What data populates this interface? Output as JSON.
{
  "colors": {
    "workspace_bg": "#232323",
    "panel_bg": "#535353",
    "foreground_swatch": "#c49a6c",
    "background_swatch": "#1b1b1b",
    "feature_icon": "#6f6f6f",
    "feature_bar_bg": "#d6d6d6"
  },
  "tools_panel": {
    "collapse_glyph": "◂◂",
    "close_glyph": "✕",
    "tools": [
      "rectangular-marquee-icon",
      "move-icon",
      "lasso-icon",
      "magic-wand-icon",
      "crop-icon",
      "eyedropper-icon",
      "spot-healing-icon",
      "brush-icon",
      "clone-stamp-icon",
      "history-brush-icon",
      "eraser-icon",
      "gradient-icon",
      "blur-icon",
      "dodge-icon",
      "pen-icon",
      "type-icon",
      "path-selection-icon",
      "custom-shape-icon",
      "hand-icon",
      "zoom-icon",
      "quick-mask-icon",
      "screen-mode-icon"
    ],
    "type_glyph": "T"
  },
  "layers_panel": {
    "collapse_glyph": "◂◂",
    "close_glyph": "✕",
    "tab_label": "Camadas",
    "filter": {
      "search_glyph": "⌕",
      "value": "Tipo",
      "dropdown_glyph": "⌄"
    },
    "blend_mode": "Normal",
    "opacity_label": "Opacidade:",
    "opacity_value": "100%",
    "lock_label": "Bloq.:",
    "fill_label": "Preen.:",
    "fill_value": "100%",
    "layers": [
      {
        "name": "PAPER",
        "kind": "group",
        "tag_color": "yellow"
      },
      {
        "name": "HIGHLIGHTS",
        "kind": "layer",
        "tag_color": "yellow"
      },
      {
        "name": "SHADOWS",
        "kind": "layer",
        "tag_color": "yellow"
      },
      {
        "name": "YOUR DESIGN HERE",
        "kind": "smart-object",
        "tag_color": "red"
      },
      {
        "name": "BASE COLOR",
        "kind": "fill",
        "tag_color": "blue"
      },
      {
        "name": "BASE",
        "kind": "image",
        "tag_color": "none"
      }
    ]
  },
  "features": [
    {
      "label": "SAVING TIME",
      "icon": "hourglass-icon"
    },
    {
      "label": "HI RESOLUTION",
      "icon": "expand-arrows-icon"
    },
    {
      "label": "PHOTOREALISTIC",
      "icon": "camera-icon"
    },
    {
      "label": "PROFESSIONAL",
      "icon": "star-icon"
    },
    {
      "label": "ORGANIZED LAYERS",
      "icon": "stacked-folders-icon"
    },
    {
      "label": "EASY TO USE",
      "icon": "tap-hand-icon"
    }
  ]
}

***

Type out the full listing again, exactly as given.

What data populates this interface? Output as JSON.
{
  "colors": {
    "workspace_bg": "#232323",
    "panel_bg": "#535353",
    "foreground_swatch": "#c49a6c",
    "background_swatch": "#1b1b1b",
    "feature_icon": "#6f6f6f",
    "feature_bar_bg": "#d6d6d6"
  },
  "tools_panel": {
    "collapse_glyph": "◂◂",
    "close_glyph": "✕",
    "tools": [
      "rectangular-marquee-icon",
      "move-icon",
      "lasso-icon",
      "magic-wand-icon",
      "crop-icon",
      "eyedropper-icon",
      "spot-healing-icon",
      "brush-icon",
      "clone-stamp-icon",
      "history-brush-icon",
      "eraser-icon",
      "gradient-icon",
      "blur-icon",
      "dodge-icon",
      "pen-icon",
      "type-icon",
      "path-selection-icon",
      "custom-shape-icon",
      "hand-icon",
      "zoom-icon",
      "quick-mask-icon",
      "screen-mode-icon"
    ],
    "type_glyph": "T"
  },
  "layers_panel": {
    "collapse_glyph": "◂◂",
    "close_glyph": "✕",
    "tab_label": "Camadas",
    "filter": {
      "search_glyph": "⌕",
      "value": "Tipo",
      "dropdown_glyph": "⌄"
    },
    "blend_mode": "Normal",
    "opacity_label": "Opacidade:",
    "opacity_value": "100%",
    "lock_label": "Bloq.:",
    "fill_label": "Preen.:",
    "fill_value": "100%",
    "layers": [
      {
        "name": "PAPER",
        "kind": "group",
        "tag_color": "yellow"
      },
      {
        "name": "HIGHLIGHTS",
        "kind": "layer",
        "tag_color": "yellow"
      },
      {
        "name": "SHADOWS",
        "kind": "layer",
        "tag_color": "yellow"
      },
      {
        "name": "YOUR DESIGN HERE",
        "kind": "smart-object",
        "tag_color": "red"
      },
      {
        "name": "BASE COLOR",
        "kind": "fill",
        "tag_color": "blue"
      },
      {
        "name": "BASE",
        "kind": "image",
        "tag_color": "none"
      }
    ]
  },
  "features": [
    {
      "label": "SAVING TIME",
      "icon": "hourglass-icon"
    },
    {
      "label": "HI RESOLUTION",
      "icon": "expand-arrows-icon"
    },
    {
      "label": "PHOTOREALISTIC",
      "icon": "camera-icon"
    },
    {
      "label": "PROFESSIONAL",
      "icon": "star-icon"
    },
    {
      "label": "ORGANIZED LAYERS",
      "icon": "stacked-folders-icon"
    },
    {
      "label": "EASY TO USE",
      "icon": "tap-hand-icon"
    }
  ]
}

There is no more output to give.